==== INFORMATION GIVEN ====

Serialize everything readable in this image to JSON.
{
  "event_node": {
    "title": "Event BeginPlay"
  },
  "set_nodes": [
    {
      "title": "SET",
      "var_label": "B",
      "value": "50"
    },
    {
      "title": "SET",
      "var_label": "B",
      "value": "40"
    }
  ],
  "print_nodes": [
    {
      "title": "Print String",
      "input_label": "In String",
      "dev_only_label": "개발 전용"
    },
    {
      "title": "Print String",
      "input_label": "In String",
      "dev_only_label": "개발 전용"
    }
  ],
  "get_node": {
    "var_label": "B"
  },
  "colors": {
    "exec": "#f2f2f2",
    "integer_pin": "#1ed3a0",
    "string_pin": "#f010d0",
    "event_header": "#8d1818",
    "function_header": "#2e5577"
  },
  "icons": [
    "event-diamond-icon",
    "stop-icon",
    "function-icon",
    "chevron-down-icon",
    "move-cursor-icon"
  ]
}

====
==== INFORMATION GIVEN ====

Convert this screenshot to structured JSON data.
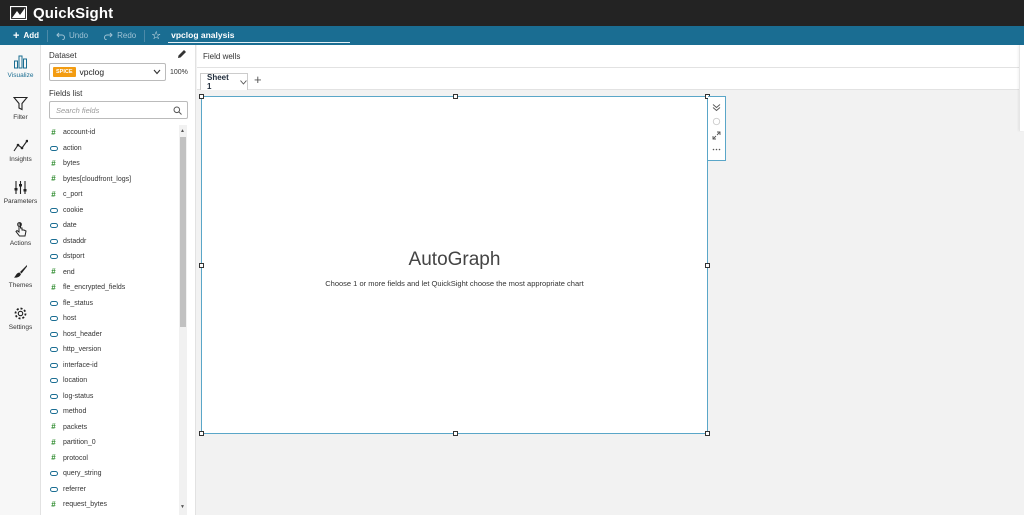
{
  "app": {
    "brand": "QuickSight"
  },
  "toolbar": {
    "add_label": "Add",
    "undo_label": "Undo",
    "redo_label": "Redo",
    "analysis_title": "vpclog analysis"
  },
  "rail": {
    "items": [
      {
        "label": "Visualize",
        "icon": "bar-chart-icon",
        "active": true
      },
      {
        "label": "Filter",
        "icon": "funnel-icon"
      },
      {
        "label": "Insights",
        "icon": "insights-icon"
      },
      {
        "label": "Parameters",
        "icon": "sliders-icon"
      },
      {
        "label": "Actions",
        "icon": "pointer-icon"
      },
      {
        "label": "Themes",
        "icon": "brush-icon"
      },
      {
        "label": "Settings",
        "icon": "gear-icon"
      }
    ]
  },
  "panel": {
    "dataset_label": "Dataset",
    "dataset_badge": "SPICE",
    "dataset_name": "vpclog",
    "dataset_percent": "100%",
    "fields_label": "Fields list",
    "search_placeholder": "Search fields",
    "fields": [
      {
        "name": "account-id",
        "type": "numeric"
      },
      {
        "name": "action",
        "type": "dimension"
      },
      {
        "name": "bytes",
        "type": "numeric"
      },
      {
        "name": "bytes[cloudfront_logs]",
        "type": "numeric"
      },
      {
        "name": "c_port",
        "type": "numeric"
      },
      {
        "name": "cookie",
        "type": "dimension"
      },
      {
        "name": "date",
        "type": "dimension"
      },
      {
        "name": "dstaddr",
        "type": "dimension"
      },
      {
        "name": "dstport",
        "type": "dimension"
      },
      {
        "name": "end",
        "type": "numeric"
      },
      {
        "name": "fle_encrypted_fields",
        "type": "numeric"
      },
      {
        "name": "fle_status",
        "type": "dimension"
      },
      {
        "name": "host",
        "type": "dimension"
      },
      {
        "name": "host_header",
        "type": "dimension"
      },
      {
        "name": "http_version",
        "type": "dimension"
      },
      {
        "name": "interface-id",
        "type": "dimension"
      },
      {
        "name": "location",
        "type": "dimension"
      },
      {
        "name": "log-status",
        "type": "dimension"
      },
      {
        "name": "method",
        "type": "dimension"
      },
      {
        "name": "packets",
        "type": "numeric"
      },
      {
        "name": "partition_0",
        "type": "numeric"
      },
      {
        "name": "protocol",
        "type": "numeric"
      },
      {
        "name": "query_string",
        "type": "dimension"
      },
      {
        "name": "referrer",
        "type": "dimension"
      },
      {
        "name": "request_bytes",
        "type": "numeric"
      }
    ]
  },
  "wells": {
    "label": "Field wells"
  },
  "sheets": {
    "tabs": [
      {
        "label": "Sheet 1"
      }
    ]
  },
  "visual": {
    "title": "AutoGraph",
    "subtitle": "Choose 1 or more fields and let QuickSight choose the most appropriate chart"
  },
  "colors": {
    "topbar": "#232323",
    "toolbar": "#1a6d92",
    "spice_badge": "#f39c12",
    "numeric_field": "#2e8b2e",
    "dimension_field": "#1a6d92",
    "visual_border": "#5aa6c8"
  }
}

====
==== INFORMATION GIVEN ====

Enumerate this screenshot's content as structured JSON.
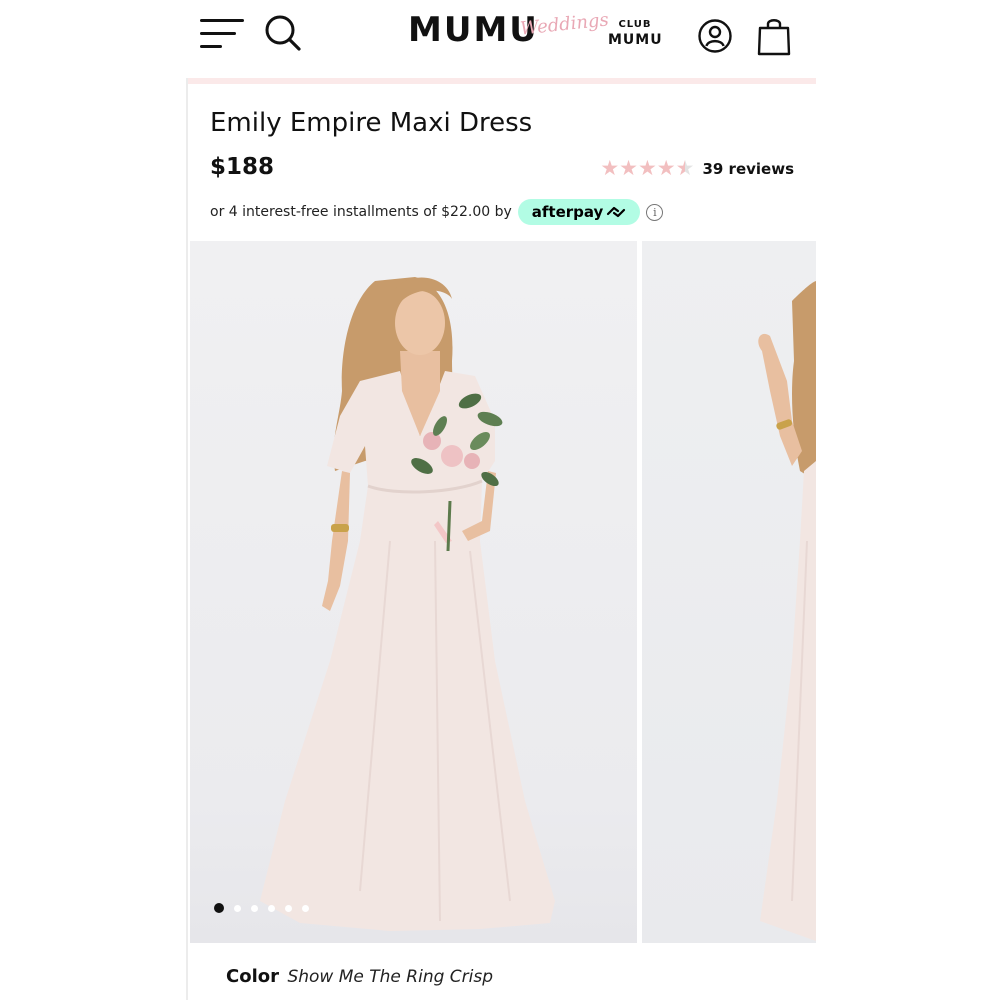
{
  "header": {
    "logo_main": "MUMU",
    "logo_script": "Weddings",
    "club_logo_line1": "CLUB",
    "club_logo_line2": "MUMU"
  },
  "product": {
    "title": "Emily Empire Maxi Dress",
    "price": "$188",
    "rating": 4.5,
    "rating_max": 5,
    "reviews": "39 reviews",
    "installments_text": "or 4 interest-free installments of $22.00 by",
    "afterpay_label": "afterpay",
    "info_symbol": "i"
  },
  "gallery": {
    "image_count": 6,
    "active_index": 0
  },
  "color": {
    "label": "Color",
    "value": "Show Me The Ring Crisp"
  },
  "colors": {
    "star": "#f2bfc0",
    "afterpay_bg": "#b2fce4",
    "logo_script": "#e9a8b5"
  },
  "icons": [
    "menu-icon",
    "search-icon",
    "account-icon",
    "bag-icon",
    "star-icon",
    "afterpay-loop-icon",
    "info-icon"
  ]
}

====

[INSTRUCTIONS TO FOLLOW]
Find the lines above holding the word "value" and show them.

[TASK RESULT]
      "value": "50"
      "value": "40"
    "value": "Show Me The Ring Crisp"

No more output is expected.